Layout entries:
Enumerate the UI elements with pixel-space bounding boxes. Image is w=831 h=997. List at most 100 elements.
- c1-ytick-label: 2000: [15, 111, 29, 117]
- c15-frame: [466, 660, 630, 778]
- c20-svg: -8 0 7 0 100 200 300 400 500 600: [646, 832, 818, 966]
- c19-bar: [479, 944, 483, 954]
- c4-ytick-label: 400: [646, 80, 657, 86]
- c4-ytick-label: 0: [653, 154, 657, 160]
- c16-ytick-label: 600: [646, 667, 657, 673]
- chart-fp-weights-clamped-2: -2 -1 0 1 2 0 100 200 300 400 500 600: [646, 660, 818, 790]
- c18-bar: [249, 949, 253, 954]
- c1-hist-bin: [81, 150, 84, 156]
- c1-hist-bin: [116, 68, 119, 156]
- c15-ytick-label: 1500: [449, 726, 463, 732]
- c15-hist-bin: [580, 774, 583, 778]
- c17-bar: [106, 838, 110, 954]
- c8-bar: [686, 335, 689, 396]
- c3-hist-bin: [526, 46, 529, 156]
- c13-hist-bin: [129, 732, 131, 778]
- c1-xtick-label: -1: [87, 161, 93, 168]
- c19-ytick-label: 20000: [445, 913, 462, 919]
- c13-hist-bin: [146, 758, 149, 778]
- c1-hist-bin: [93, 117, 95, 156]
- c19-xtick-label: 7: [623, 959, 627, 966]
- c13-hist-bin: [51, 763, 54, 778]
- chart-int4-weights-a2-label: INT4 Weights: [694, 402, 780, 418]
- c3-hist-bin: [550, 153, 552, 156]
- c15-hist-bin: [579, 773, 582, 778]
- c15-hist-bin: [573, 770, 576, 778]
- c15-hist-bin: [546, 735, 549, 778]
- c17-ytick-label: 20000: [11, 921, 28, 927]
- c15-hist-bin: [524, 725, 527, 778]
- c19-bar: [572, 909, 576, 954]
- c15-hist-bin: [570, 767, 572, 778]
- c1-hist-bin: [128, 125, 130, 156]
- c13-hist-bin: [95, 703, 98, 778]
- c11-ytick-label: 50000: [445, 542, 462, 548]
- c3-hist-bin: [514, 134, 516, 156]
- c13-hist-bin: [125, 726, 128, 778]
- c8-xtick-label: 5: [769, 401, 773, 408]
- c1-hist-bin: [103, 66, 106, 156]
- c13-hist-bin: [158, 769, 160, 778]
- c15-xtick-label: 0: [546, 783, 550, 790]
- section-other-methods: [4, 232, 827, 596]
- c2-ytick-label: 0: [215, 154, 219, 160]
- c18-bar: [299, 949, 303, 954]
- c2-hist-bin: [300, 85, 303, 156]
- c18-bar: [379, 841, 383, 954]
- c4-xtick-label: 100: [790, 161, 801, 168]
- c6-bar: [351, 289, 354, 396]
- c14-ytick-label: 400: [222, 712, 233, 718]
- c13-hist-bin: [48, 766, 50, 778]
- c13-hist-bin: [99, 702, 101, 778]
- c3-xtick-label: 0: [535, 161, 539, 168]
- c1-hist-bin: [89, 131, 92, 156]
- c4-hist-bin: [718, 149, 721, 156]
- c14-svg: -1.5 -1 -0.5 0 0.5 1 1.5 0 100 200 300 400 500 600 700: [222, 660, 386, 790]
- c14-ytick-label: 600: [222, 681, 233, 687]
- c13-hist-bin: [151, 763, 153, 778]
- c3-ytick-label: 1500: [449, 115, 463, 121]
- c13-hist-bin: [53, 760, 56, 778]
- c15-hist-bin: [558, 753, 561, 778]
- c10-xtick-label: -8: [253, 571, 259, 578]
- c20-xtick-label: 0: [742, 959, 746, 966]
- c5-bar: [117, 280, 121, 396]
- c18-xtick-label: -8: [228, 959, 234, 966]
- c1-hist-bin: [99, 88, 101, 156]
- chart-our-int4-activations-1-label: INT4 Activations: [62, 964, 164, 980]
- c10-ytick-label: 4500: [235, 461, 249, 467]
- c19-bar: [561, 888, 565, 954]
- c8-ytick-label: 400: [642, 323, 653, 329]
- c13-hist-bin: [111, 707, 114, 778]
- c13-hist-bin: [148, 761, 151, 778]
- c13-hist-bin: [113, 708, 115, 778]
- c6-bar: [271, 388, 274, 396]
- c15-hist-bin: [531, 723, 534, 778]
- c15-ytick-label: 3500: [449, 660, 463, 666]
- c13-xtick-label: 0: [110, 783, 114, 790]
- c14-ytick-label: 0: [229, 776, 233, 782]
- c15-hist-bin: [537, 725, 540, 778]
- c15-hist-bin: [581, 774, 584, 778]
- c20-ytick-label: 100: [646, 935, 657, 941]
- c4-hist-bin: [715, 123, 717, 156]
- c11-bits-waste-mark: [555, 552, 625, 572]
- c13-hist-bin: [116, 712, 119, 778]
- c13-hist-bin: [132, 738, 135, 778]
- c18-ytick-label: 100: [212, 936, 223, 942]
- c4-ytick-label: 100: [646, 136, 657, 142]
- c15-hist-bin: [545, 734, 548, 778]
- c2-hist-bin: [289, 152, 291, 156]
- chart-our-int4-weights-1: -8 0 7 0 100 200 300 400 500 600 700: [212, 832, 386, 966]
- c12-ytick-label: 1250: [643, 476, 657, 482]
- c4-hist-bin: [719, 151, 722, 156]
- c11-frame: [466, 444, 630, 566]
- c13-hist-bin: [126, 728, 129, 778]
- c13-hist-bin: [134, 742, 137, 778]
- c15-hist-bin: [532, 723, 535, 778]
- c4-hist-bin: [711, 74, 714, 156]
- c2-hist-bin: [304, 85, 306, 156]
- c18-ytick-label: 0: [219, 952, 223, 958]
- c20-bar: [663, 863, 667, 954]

What is required = Format every line of the entries above as a Markdown table with the columns "Row" and "Line," numbering the rows in order and omitting blank lines.

Answer to the problem =
| Row | Line |
|---|---|
| 1 | Enumerate the UI elements with pixel-space bounding boxes. Image is w=831 h=997. List at most 100 elements. |
| 2 | - c1-ytick-label: 2000: [15, 111, 29, 117] |
| 3 | - c15-frame: [466, 660, 630, 778] |
| 4 | - c20-svg: -8 0 7 0 100 200 300 400 500 600: [646, 832, 818, 966] |
| 5 | - c19-bar: [479, 944, 483, 954] |
| 6 | - c4-ytick-label: 400: [646, 80, 657, 86] |
| 7 | - c4-ytick-label: 0: [653, 154, 657, 160] |
| 8 | - c16-ytick-label: 600: [646, 667, 657, 673] |
| 9 | - chart-fp-weights-clamped-2: -2 -1 0 1 2 0 100 200 300 400 500 600: [646, 660, 818, 790] |
| 10 | - c18-bar: [249, 949, 253, 954] |
| 11 | - c1-hist-bin: [81, 150, 84, 156] |
| 12 | - c1-hist-bin: [116, 68, 119, 156] |
| 13 | - c15-ytick-label: 1500: [449, 726, 463, 732] |
| 14 | - c15-hist-bin: [580, 774, 583, 778] |
| 15 | - c17-bar: [106, 838, 110, 954] |
| 16 | - c8-bar: [686, 335, 689, 396] |
| 17 | - c3-hist-bin: [526, 46, 529, 156] |
| 18 | - c13-hist-bin: [129, 732, 131, 778] |
| 19 | - c1-xtick-label: -1: [87, 161, 93, 168] |
| 20 | - c19-ytick-label: 20000: [445, 913, 462, 919] |
| 21 | - c13-hist-bin: [146, 758, 149, 778] |
| 22 | - c1-hist-bin: [93, 117, 95, 156] |
| 23 | - c19-xtick-label: 7: [623, 959, 627, 966] |
| 24 | - c13-hist-bin: [51, 763, 54, 778] |
| 25 | - chart-int4-weights-a2-label: INT4 Weights: [694, 402, 780, 418] |
| 26 | - c3-hist-bin: [550, 153, 552, 156] |
| 27 | - c15-hist-bin: [579, 773, 582, 778] |
| 28 | - c15-hist-bin: [573, 770, 576, 778] |
| 29 | - c15-hist-bin: [546, 735, 549, 778] |
| 30 | - c17-ytick-label: 20000: [11, 921, 28, 927] |
| 31 | - c15-hist-bin: [524, 725, 527, 778] |
| 32 | - c19-bar: [572, 909, 576, 954] |
| 33 | - c15-hist-bin: [570, 767, 572, 778] |
| 34 | - c1-hist-bin: [128, 125, 130, 156] |
| 35 | - c13-hist-bin: [95, 703, 98, 778] |
| 36 | - c11-ytick-label: 50000: [445, 542, 462, 548] |
| 37 | - c3-hist-bin: [514, 134, 516, 156] |
| 38 | - c13-hist-bin: [125, 726, 128, 778] |
| 39 | - c8-xtick-label: 5: [769, 401, 773, 408] |
| 40 | - c1-hist-bin: [103, 66, 106, 156] |
| 41 | - c13-hist-bin: [158, 769, 160, 778] |
| 42 | - c15-xtick-label: 0: [546, 783, 550, 790] |
| 43 | - section-other-methods: [4, 232, 827, 596] |
| 44 | - c2-ytick-label: 0: [215, 154, 219, 160] |
| 45 | - c18-bar: [299, 949, 303, 954] |
| 46 | - c2-hist-bin: [300, 85, 303, 156] |
| 47 | - c18-bar: [379, 841, 383, 954] |
| 48 | - c4-xtick-label: 100: [790, 161, 801, 168] |
| 49 | - c6-bar: [351, 289, 354, 396] |
| 50 | - c14-ytick-label: 400: [222, 712, 233, 718] |
| 51 | - c13-hist-bin: [48, 766, 50, 778] |
| 52 | - c13-hist-bin: [99, 702, 101, 778] |
| 53 | - c3-xtick-label: 0: [535, 161, 539, 168] |
| 54 | - c1-hist-bin: [89, 131, 92, 156] |
| 55 | - c4-hist-bin: [718, 149, 721, 156] |
| 56 | - c14-svg: -1.5 -1 -0.5 0 0.5 1 1.5 0 100 200 300 400 500 600 700: [222, 660, 386, 790] |
| 57 | - c14-ytick-label: 600: [222, 681, 233, 687] |
| 58 | - c13-hist-bin: [151, 763, 153, 778] |
| 59 | - c3-ytick-label: 1500: [449, 115, 463, 121] |
| 60 | - c13-hist-bin: [53, 760, 56, 778] |
| 61 | - c15-hist-bin: [558, 753, 561, 778] |
| 62 | - c10-xtick-label: -8: [253, 571, 259, 578] |
| 63 | - c20-xtick-label: 0: [742, 959, 746, 966] |
| 64 | - c5-bar: [117, 280, 121, 396] |
| 65 | - c18-xtick-label: -8: [228, 959, 234, 966] |
| 66 | - c1-hist-bin: [99, 88, 101, 156] |
| 67 | - chart-our-int4-activations-1-label: INT4 Activations: [62, 964, 164, 980] |
| 68 | - c10-ytick-label: 4500: [235, 461, 249, 467] |
| 69 | - c19-bar: [561, 888, 565, 954] |
| 70 | - c8-ytick-label: 400: [642, 323, 653, 329] |
| 71 | - c13-hist-bin: [111, 707, 114, 778] |
| 72 | - c13-hist-bin: [148, 761, 151, 778] |
| 73 | - c13-hist-bin: [113, 708, 115, 778] |
| 74 | - c6-bar: [271, 388, 274, 396] |
| 75 | - c15-hist-bin: [531, 723, 534, 778] |
| 76 | - c15-ytick-label: 3500: [449, 660, 463, 666] |
| 77 | - c13-xtick-label: 0: [110, 783, 114, 790] |
| 78 | - c14-ytick-label: 0: [229, 776, 233, 782] |
| 79 | - c15-hist-bin: [537, 725, 540, 778] |
| 80 | - c15-hist-bin: [581, 774, 584, 778] |
| 81 | - c20-ytick-label: 100: [646, 935, 657, 941] |
| 82 | - c4-hist-bin: [715, 123, 717, 156] |
| 83 | - c11-bits-waste-mark: [555, 552, 625, 572] |
| 84 | - c13-hist-bin: [116, 712, 119, 778] |
| 85 | - c13-hist-bin: [132, 738, 135, 778] |
| 86 | - c18-ytick-label: 100: [212, 936, 223, 942] |
| 87 | - c4-ytick-label: 100: [646, 136, 657, 142] |
| 88 | - c15-hist-bin: [545, 734, 548, 778] |
| 89 | - c2-hist-bin: [289, 152, 291, 156] |
| 90 | - chart-our-int4-weights-1: -8 0 7 0 100 200 300 400 500 600 700: [212, 832, 386, 966] |
| 91 | - c12-ytick-label: 1250: [643, 476, 657, 482] |
| 92 | - c4-hist-bin: [719, 151, 722, 156] |
| 93 | - c11-frame: [466, 444, 630, 566] |
| 94 | - c13-hist-bin: [126, 728, 129, 778] |
| 95 | - c13-hist-bin: [134, 742, 137, 778] |
| 96 | - c15-hist-bin: [532, 723, 535, 778] |
| 97 | - c4-hist-bin: [711, 74, 714, 156] |
| 98 | - c2-hist-bin: [304, 85, 306, 156] |
| 99 | - c18-ytick-label: 0: [219, 952, 223, 958] |
| 100 | - c20-bar: [663, 863, 667, 954] |